- _The problem_: Write out each record again exactly as it stands.

- _Record extracts_:

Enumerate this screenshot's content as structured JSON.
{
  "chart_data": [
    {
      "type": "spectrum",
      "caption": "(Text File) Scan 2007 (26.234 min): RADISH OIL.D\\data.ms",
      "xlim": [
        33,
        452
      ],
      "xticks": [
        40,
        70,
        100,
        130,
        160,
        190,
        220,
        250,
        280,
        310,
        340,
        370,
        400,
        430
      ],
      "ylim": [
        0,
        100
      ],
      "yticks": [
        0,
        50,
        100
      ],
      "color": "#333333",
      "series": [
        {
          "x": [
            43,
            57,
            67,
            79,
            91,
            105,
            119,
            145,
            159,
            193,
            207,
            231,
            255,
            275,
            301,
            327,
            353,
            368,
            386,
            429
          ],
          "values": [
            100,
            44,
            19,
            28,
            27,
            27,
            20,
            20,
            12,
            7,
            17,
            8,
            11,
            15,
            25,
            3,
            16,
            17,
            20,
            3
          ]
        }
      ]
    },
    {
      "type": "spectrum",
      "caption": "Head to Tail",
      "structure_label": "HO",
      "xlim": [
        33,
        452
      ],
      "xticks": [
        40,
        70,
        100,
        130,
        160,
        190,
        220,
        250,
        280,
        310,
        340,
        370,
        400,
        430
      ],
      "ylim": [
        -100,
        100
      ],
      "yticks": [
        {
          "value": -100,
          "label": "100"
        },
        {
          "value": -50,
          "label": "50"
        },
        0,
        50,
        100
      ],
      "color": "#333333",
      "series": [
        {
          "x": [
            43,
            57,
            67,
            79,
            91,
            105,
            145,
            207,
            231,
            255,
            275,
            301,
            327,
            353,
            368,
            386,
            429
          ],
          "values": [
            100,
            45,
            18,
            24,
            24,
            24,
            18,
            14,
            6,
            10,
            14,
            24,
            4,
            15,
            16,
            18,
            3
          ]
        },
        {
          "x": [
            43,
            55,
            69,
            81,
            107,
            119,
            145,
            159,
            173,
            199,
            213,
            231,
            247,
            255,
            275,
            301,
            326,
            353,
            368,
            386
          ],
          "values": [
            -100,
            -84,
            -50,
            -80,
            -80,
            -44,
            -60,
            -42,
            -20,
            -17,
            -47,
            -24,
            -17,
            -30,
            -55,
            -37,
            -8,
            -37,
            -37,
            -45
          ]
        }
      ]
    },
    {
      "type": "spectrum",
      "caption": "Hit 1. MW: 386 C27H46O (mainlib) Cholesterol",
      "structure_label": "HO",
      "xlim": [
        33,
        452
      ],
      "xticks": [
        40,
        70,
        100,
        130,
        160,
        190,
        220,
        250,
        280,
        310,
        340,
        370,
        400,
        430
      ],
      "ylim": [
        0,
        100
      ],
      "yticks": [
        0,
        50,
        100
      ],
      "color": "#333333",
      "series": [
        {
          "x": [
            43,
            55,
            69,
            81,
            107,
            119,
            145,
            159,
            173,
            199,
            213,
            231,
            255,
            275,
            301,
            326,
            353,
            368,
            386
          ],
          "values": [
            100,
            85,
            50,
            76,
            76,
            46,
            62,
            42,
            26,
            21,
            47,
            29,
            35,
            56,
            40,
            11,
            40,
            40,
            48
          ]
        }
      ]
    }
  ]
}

- _Exercise output_:
Enumerate this screenshot's content as structured JSON.
{
  "chart_data": [
    {
      "type": "spectrum",
      "caption": "(Text File) Scan 2007 (26.234 min): RADISH OIL.D\\data.ms",
      "xlim": [
        33,
        452
      ],
      "xticks": [
        40,
        70,
        100,
        130,
        160,
        190,
        220,
        250,
        280,
        310,
        340,
        370,
        400,
        430
      ],
      "ylim": [
        0,
        100
      ],
      "yticks": [
        0,
        50,
        100
      ],
      "color": "#333333",
      "series": [
        {
          "x": [
            43,
            57,
            67,
            79,
            91,
            105,
            119,
            145,
            159,
            193,
            207,
            231,
            255,
            275,
            301,
            327,
            353,
            368,
            386,
            429
          ],
          "values": [
            100,
            44,
            19,
            28,
            27,
            27,
            20,
            20,
            12,
            7,
            17,
            8,
            11,
            15,
            25,
            3,
            16,
            17,
            20,
            3
          ]
        }
      ]
    },
    {
      "type": "spectrum",
      "caption": "Head to Tail",
      "structure_label": "HO",
      "xlim": [
        33,
        452
      ],
      "xticks": [
        40,
        70,
        100,
        130,
        160,
        190,
        220,
        250,
        280,
        310,
        340,
        370,
        400,
        430
      ],
      "ylim": [
        -100,
        100
      ],
      "yticks": [
        {
          "value": -100,
          "label": "100"
        },
        {
          "value": -50,
          "label": "50"
        },
        0,
        50,
        100
      ],
      "color": "#333333",
      "series": [
        {
          "x": [
            43,
            57,
            67,
            79,
            91,
            105,
            145,
            207,
            231,
            255,
            275,
            301,
            327,
            353,
            368,
            386,
            429
          ],
          "values": [
            100,
            45,
            18,
            24,
            24,
            24,
            18,
            14,
            6,
            10,
            14,
            24,
            4,
            15,
            16,
            18,
            3
          ]
        },
        {
          "x": [
            43,
            55,
            69,
            81,
            107,
            119,
            145,
            159,
            173,
            199,
            213,
            231,
            247,
            255,
            275,
            301,
            326,
            353,
            368,
            386
          ],
          "values": [
            -100,
            -84,
            -50,
            -80,
            -80,
            -44,
            -60,
            -42,
            -20,
            -17,
            -47,
            -24,
            -17,
            -30,
            -55,
            -37,
            -8,
            -37,
            -37,
            -45
          ]
        }
      ]
    },
    {
      "type": "spectrum",
      "caption": "Hit 1. MW: 386 C27H46O (mainlib) Cholesterol",
      "structure_label": "HO",
      "xlim": [
        33,
        452
      ],
      "xticks": [
        40,
        70,
        100,
        130,
        160,
        190,
        220,
        250,
        280,
        310,
        340,
        370,
        400,
        430
      ],
      "ylim": [
        0,
        100
      ],
      "yticks": [
        0,
        50,
        100
      ],
      "color": "#333333",
      "series": [
        {
          "x": [
            43,
            55,
            69,
            81,
            107,
            119,
            145,
            159,
            173,
            199,
            213,
            231,
            255,
            275,
            301,
            326,
            353,
            368,
            386
          ],
          "values": [
            100,
            85,
            50,
            76,
            76,
            46,
            62,
            42,
            26,
            21,
            47,
            29,
            35,
            56,
            40,
            11,
            40,
            40,
            48
          ]
        }
      ]
    }
  ]
}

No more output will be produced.